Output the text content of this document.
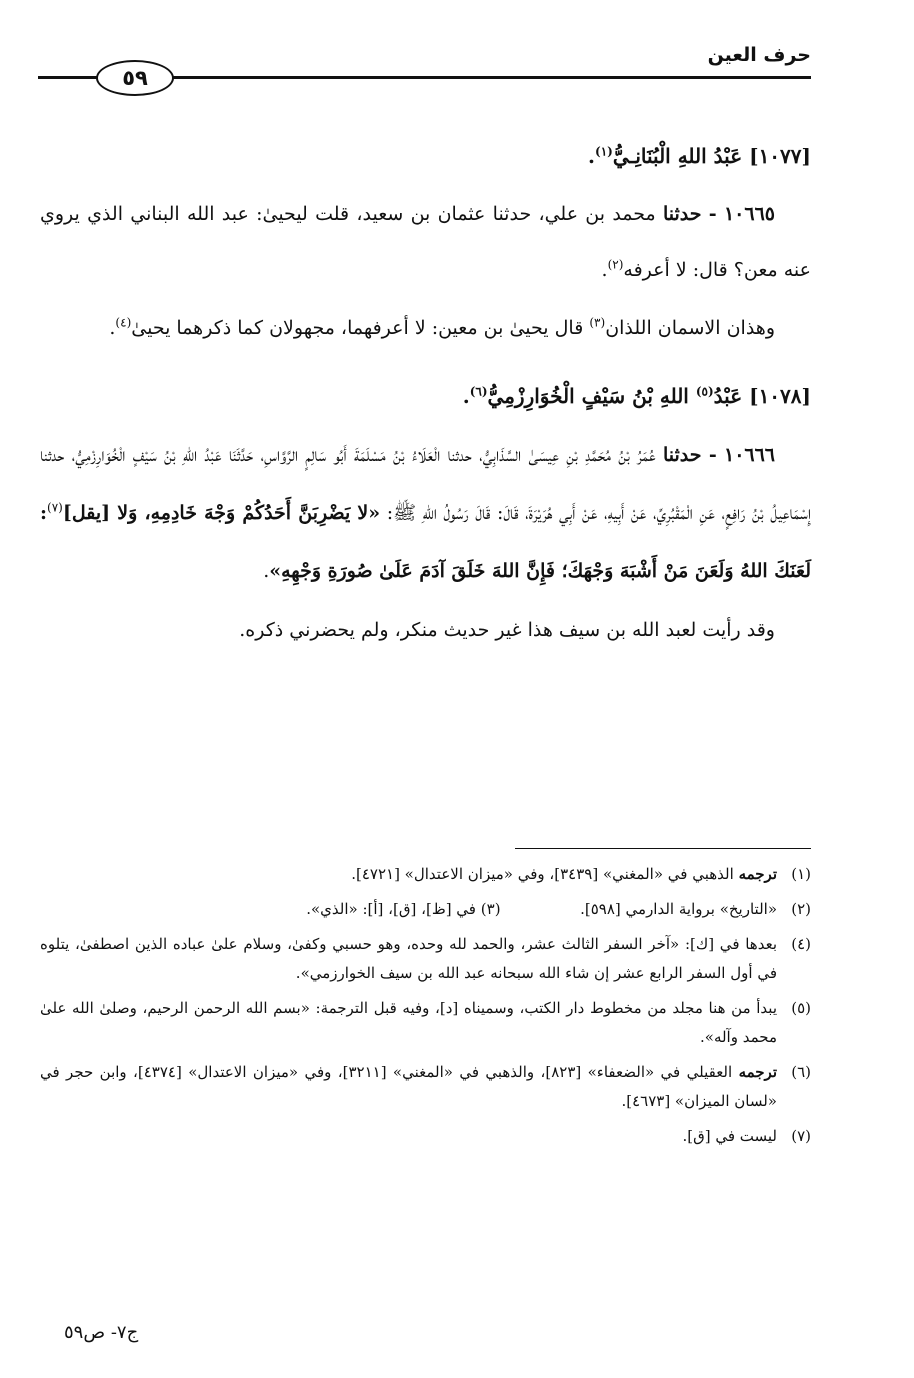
حرف العين
٥٩

[١٠٧٧] عَبْدُ اللهِ الْبُنَانِـيُّ$^{(١)}$.

١٠٦٦٥ - حدثنا محمد بن علي، حدثنا عثمان بن سعيد، قلت ليحيىٰ: عبد الله البناني الذي يروي عنه معن؟ قال: لا أعرفه$^{(٢)}$.

وهذان الاسمان اللذان$^{(٣)}$ قال يحيىٰ بن معين: لا أعرفهما، مجهولان كما ذكرهما يحيىٰ$^{(٤)}$.

[١٠٧٨] عَبْدُ$^{(٥)}$ اللهِ بْنُ سَيْفٍ الْخُوَارِزْمِيُّ$^{(٦)}$.

١٠٦٦٦ - حدثنا عُمَرُ بْنُ مُحَمَّدِ بْنِ عِيسَىٰ السَّذَابِيُّ، حدثنا الْعَلَاءُ بْنُ مَسْلَمَةَ أَبُو سَالِمٍ الرَّوَّاسِ، حَدَّثَنَا عَبْدُ اللهِ بْنُ سَيْفٍ الْخُوَارِزْمِيُّ، حدثنا إِسْمَاعِيلُ بْنُ رَافِعٍ، عَنِ الْمَقْبُرِيِّ، عَنْ أَبِيهِ، عَنْ أَبِي هُرَيْرَةَ، قَالَ: قَالَ رَسُولُ اللهِ ﷺ: «لا يَضْرِبَنَّ أَحَدُكُمْ وَجْهَ خَادِمِهِ، وَلا [يقل]$^{(٧)}$: لَعَنَكَ اللهُ وَلَعَنَ مَنْ أَشْبَهَ وَجْهَكَ؛ فَإِنَّ اللهَ خَلَقَ آدَمَ عَلَىٰ صُورَةِ وَجْهِهِ».

وقد رأيت لعبد الله بن سيف هذا غير حديث منكر، ولم يحضرني ذكره.

(١)
ترجمه الذهبي في «المغني» [٣٤٣٩]، وفي «ميزان الاعتدال» [٤٧٢١].

(٢)
«التاريخ» برواية الدارمي [٥٩٨].  (٣) في [ظ]، [ق]، [أ]: «الذي».

(٤)
بعدها في [ك]: «آخر السفر الثالث عشر، والحمد لله وحده، وهو حسبي وكفىٰ، وسلام علىٰ عباده الذين اصطفىٰ، يتلوه في أول السفر الرابع عشر إن شاء الله سبحانه عبد الله بن سيف الخوارزمي».

(٥)
يبدأ من هنا مجلد من مخطوط دار الكتب، وسميناه [د]، وفيه قبل الترجمة: «بسم الله الرحمن الرحيم، وصلىٰ الله علىٰ محمد وآله».

(٦)
ترجمه العقيلي في «الضعفاء» [٨٢٣]، والذهبي في «المغني» [٣٢١١]، وفي «ميزان الاعتدال» [٤٣٧٤]، وابن حجر في «لسان الميزان» [٤٦٧٣].

(٧)
ليست في [ق].

ج٧- ص٥٩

- [Exercise] Output an exact copy of the material, with the pictures removed.

- [Reply]
Output the text content of this document.
حرف العين
٥٩

[١٠٧٧] عَبْدُ اللهِ الْبُنَانِـيُّ$^{(١)}$.

١٠٦٦٥ - حدثنا محمد بن علي، حدثنا عثمان بن سعيد، قلت ليحيىٰ: عبد الله البناني الذي يروي عنه معن؟ قال: لا أعرفه$^{(٢)}$.

وهذان الاسمان اللذان$^{(٣)}$ قال يحيىٰ بن معين: لا أعرفهما، مجهولان كما ذكرهما يحيىٰ$^{(٤)}$.

[١٠٧٨] عَبْدُ$^{(٥)}$ اللهِ بْنُ سَيْفٍ الْخُوَارِزْمِيُّ$^{(٦)}$.

١٠٦٦٦ - حدثنا عُمَرُ بْنُ مُحَمَّدِ بْنِ عِيسَىٰ السَّذَابِيُّ، حدثنا الْعَلَاءُ بْنُ مَسْلَمَةَ أَبُو سَالِمٍ الرَّوَّاسِ، حَدَّثَنَا عَبْدُ اللهِ بْنُ سَيْفٍ الْخُوَارِزْمِيُّ، حدثنا إِسْمَاعِيلُ بْنُ رَافِعٍ، عَنِ الْمَقْبُرِيِّ، عَنْ أَبِيهِ، عَنْ أَبِي هُرَيْرَةَ، قَالَ: قَالَ رَسُولُ اللهِ ﷺ: «لا يَضْرِبَنَّ أَحَدُكُمْ وَجْهَ خَادِمِهِ، وَلا [يقل]$^{(٧)}$: لَعَنَكَ اللهُ وَلَعَنَ مَنْ أَشْبَهَ وَجْهَكَ؛ فَإِنَّ اللهَ خَلَقَ آدَمَ عَلَىٰ صُورَةِ وَجْهِهِ».

وقد رأيت لعبد الله بن سيف هذا غير حديث منكر، ولم يحضرني ذكره.

(١)
ترجمه الذهبي في «المغني» [٣٤٣٩]، وفي «ميزان الاعتدال» [٤٧٢١].

(٢)
«التاريخ» برواية الدارمي [٥٩٨].  (٣) في [ظ]، [ق]، [أ]: «الذي».

(٤)
بعدها في [ك]: «آخر السفر الثالث عشر، والحمد لله وحده، وهو حسبي وكفىٰ، وسلام علىٰ عباده الذين اصطفىٰ، يتلوه في أول السفر الرابع عشر إن شاء الله سبحانه عبد الله بن سيف الخوارزمي».

(٥)
يبدأ من هنا مجلد من مخطوط دار الكتب، وسميناه [د]، وفيه قبل الترجمة: «بسم الله الرحمن الرحيم، وصلىٰ الله علىٰ محمد وآله».

(٦)
ترجمه العقيلي في «الضعفاء» [٨٢٣]، والذهبي في «المغني» [٣٢١١]، وفي «ميزان الاعتدال» [٤٣٧٤]، وابن حجر في «لسان الميزان» [٤٦٧٣].

(٧)
ليست في [ق].

ج٧- ص٥٩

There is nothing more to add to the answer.